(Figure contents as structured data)
•••

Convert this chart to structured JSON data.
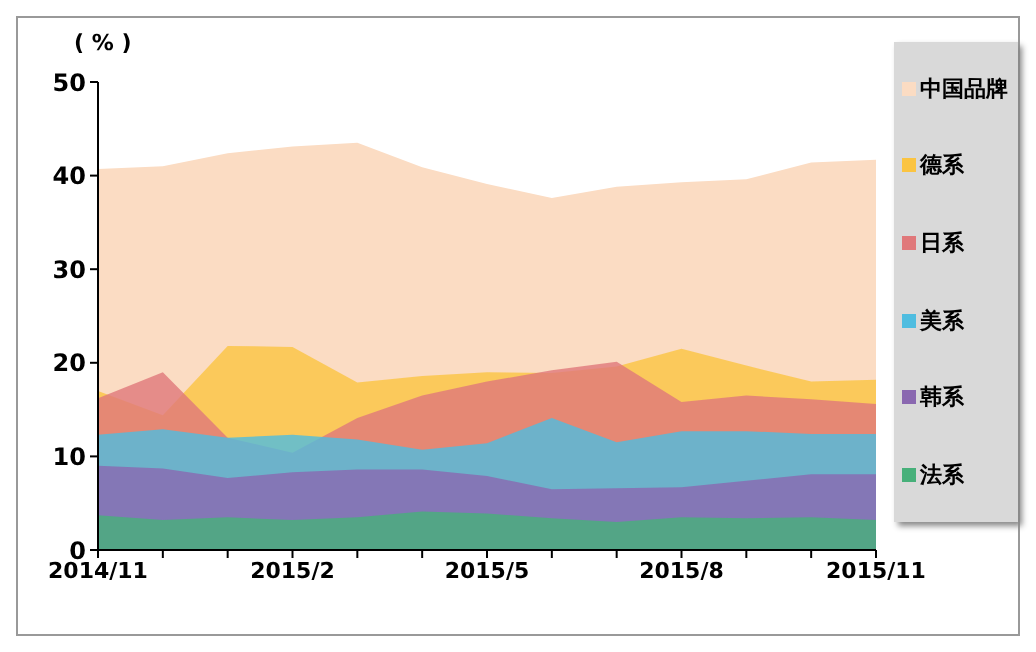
{
  "chart_data": {
    "type": "area",
    "ylabel": "( % )",
    "categories": [
      "2014/11",
      null,
      null,
      "2015/2",
      null,
      null,
      "2015/5",
      null,
      null,
      "2015/8",
      null,
      null,
      "2015/11"
    ],
    "ylim": [
      0,
      50
    ],
    "yticks": [
      0,
      10,
      20,
      30,
      40,
      50
    ],
    "grid": false,
    "legend": "right",
    "series": [
      {
        "name": "中国品牌",
        "color": "#fbdcc3",
        "values": [
          40.7,
          41.0,
          42.4,
          43.1,
          43.5,
          40.9,
          39.1,
          37.6,
          38.8,
          39.3,
          39.6,
          41.4,
          41.7
        ]
      },
      {
        "name": "德系",
        "color": "#fbc441",
        "values": [
          17.0,
          14.4,
          21.8,
          21.7,
          17.9,
          18.6,
          19.0,
          18.9,
          19.6,
          21.5,
          19.7,
          18.0,
          18.2
        ]
      },
      {
        "name": "日系",
        "color": "#e0787a",
        "values": [
          16.2,
          19.0,
          12.0,
          10.4,
          14.1,
          16.5,
          18.0,
          19.2,
          20.1,
          15.8,
          16.5,
          16.1,
          15.6
        ]
      },
      {
        "name": "美系",
        "color": "#4fbde0",
        "values": [
          12.3,
          12.9,
          12.0,
          12.3,
          11.8,
          10.7,
          11.4,
          14.1,
          11.5,
          12.7,
          12.7,
          12.4,
          12.4
        ]
      },
      {
        "name": "韩系",
        "color": "#8a68b0",
        "values": [
          9.0,
          8.7,
          7.7,
          8.3,
          8.6,
          8.6,
          7.9,
          6.5,
          6.6,
          6.7,
          7.4,
          8.1,
          8.1
        ]
      },
      {
        "name": "法系",
        "color": "#47b07a",
        "values": [
          3.7,
          3.2,
          3.5,
          3.2,
          3.5,
          4.1,
          3.9,
          3.4,
          3.0,
          3.5,
          3.4,
          3.5,
          3.2
        ]
      }
    ]
  }
}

•••

◆ Set task
Reproduce the material in its entirety and word for word, without the pictures.

◆ Solution
Convert this chart to structured JSON data.
{
  "chart_data": {
    "type": "area",
    "ylabel": "( % )",
    "categories": [
      "2014/11",
      null,
      null,
      "2015/2",
      null,
      null,
      "2015/5",
      null,
      null,
      "2015/8",
      null,
      null,
      "2015/11"
    ],
    "ylim": [
      0,
      50
    ],
    "yticks": [
      0,
      10,
      20,
      30,
      40,
      50
    ],
    "grid": false,
    "legend": "right",
    "series": [
      {
        "name": "中国品牌",
        "color": "#fbdcc3",
        "values": [
          40.7,
          41.0,
          42.4,
          43.1,
          43.5,
          40.9,
          39.1,
          37.6,
          38.8,
          39.3,
          39.6,
          41.4,
          41.7
        ]
      },
      {
        "name": "德系",
        "color": "#fbc441",
        "values": [
          17.0,
          14.4,
          21.8,
          21.7,
          17.9,
          18.6,
          19.0,
          18.9,
          19.6,
          21.5,
          19.7,
          18.0,
          18.2
        ]
      },
      {
        "name": "日系",
        "color": "#e0787a",
        "values": [
          16.2,
          19.0,
          12.0,
          10.4,
          14.1,
          16.5,
          18.0,
          19.2,
          20.1,
          15.8,
          16.5,
          16.1,
          15.6
        ]
      },
      {
        "name": "美系",
        "color": "#4fbde0",
        "values": [
          12.3,
          12.9,
          12.0,
          12.3,
          11.8,
          10.7,
          11.4,
          14.1,
          11.5,
          12.7,
          12.7,
          12.4,
          12.4
        ]
      },
      {
        "name": "韩系",
        "color": "#8a68b0",
        "values": [
          9.0,
          8.7,
          7.7,
          8.3,
          8.6,
          8.6,
          7.9,
          6.5,
          6.6,
          6.7,
          7.4,
          8.1,
          8.1
        ]
      },
      {
        "name": "法系",
        "color": "#47b07a",
        "values": [
          3.7,
          3.2,
          3.5,
          3.2,
          3.5,
          4.1,
          3.9,
          3.4,
          3.0,
          3.5,
          3.4,
          3.5,
          3.2
        ]
      }
    ]
  }
}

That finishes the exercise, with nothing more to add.